[start Stored records]
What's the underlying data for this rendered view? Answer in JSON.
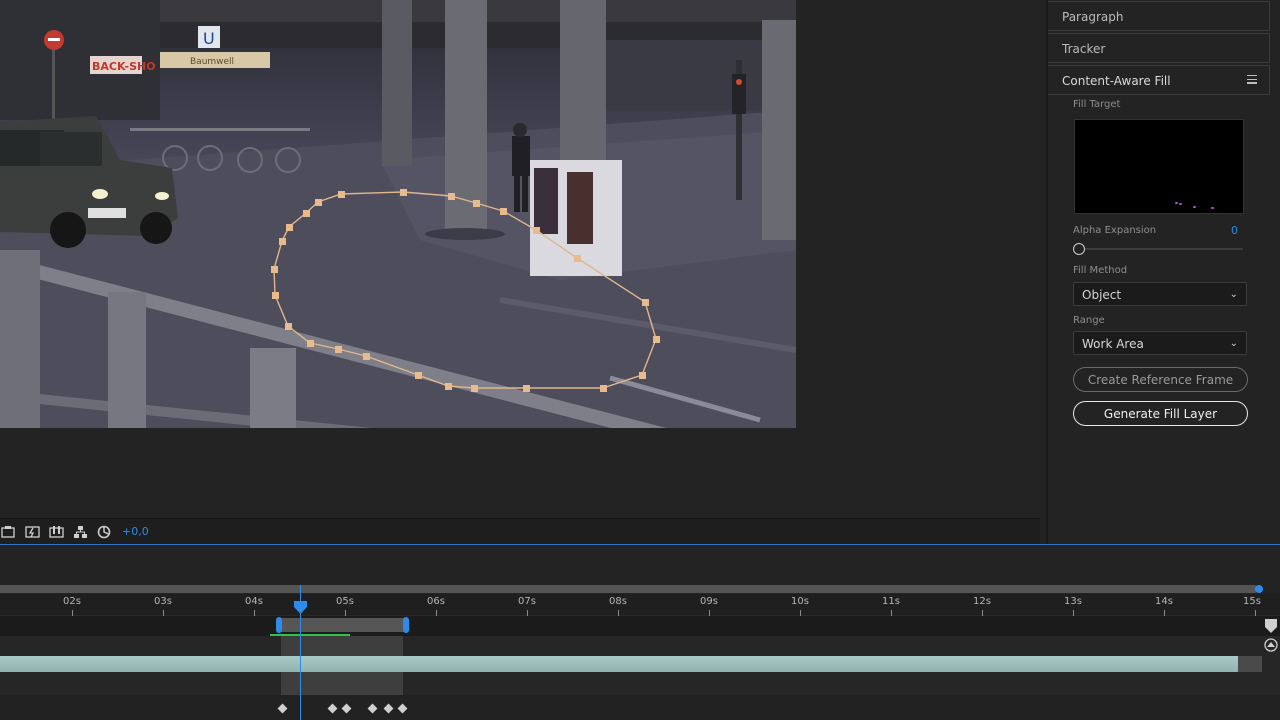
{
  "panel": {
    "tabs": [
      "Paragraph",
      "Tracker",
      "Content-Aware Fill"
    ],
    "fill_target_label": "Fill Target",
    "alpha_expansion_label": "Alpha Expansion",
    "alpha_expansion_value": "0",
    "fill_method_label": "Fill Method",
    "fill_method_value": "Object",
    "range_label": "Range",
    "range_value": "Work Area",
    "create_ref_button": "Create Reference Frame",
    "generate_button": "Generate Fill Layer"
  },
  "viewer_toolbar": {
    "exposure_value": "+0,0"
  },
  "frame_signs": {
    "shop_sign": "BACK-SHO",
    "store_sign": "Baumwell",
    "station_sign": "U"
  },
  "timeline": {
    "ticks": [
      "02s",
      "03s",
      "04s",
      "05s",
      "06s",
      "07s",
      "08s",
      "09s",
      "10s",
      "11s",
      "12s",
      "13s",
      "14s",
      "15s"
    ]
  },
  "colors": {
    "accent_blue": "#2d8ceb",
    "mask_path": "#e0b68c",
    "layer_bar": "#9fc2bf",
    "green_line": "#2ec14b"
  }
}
[end Stored records]
[start Stored records]
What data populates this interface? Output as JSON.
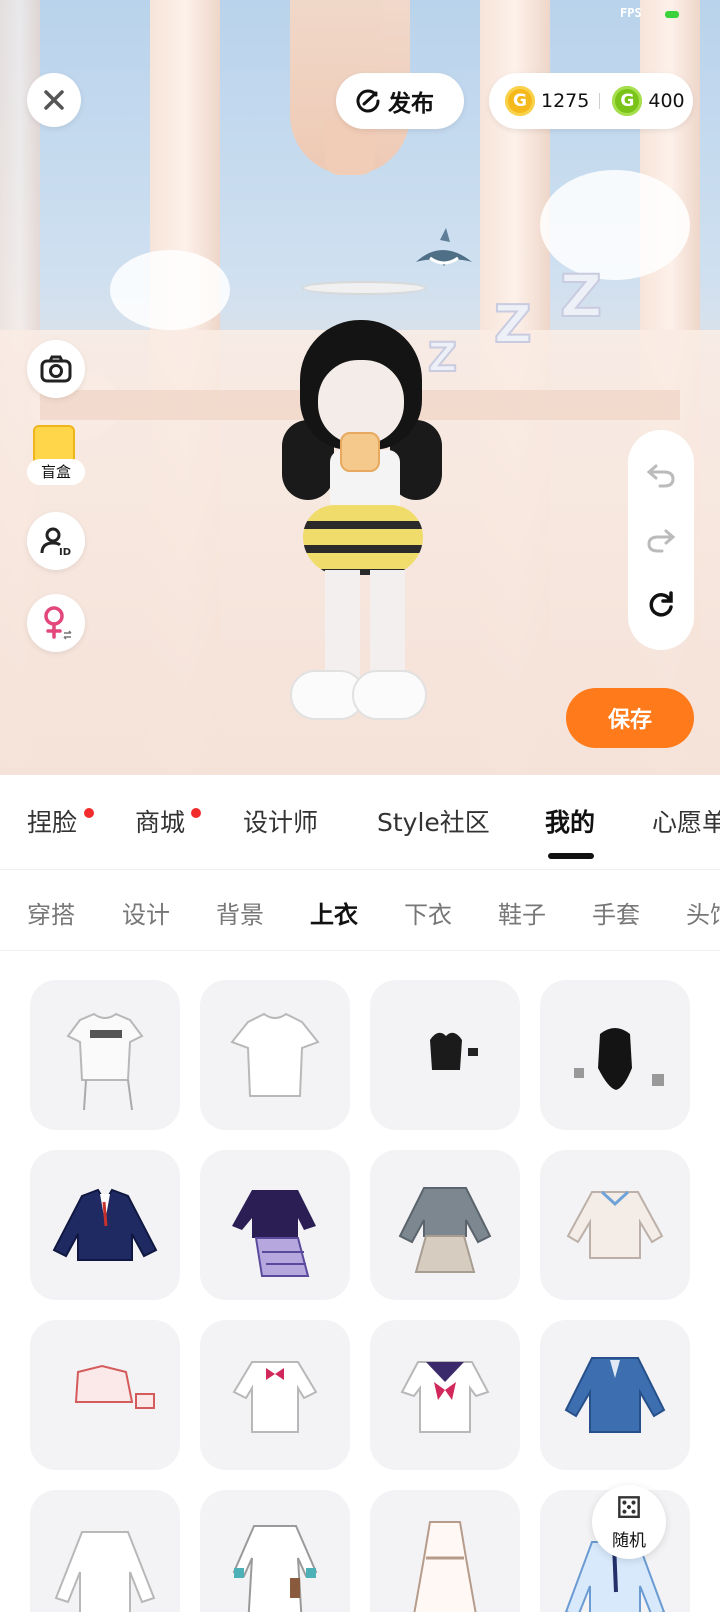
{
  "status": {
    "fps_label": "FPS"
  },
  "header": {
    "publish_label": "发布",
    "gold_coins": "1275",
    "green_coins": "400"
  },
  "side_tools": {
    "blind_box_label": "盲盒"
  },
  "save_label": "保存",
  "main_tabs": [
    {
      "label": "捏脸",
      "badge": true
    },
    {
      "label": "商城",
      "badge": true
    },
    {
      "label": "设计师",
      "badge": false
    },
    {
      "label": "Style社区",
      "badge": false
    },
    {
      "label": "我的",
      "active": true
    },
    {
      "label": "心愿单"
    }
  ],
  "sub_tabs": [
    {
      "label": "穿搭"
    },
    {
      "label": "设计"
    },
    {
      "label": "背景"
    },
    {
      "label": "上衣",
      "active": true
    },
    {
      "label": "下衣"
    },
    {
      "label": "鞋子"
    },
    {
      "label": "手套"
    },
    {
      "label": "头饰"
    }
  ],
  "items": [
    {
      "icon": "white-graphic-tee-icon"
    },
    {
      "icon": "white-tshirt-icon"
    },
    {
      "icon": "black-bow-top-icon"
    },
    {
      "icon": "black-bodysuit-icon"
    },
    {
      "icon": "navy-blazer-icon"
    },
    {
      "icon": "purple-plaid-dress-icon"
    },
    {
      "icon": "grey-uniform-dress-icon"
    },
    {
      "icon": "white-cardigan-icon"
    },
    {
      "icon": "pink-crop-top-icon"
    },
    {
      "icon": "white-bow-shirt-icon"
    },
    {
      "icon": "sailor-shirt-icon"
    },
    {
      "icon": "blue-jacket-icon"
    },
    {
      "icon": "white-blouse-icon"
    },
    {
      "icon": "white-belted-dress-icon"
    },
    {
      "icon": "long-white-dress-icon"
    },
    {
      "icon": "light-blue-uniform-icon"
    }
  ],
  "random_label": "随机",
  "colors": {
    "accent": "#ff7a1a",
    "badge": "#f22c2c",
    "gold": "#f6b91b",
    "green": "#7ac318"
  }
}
[end Stored records]
▶ [Brief] Pull out all lines from the entries above in which the word "data" appears.

▶ [Problem solution]
What's the underlying data for this rendered view? Answer in JSON.
What data populates this interface? Output as JSON.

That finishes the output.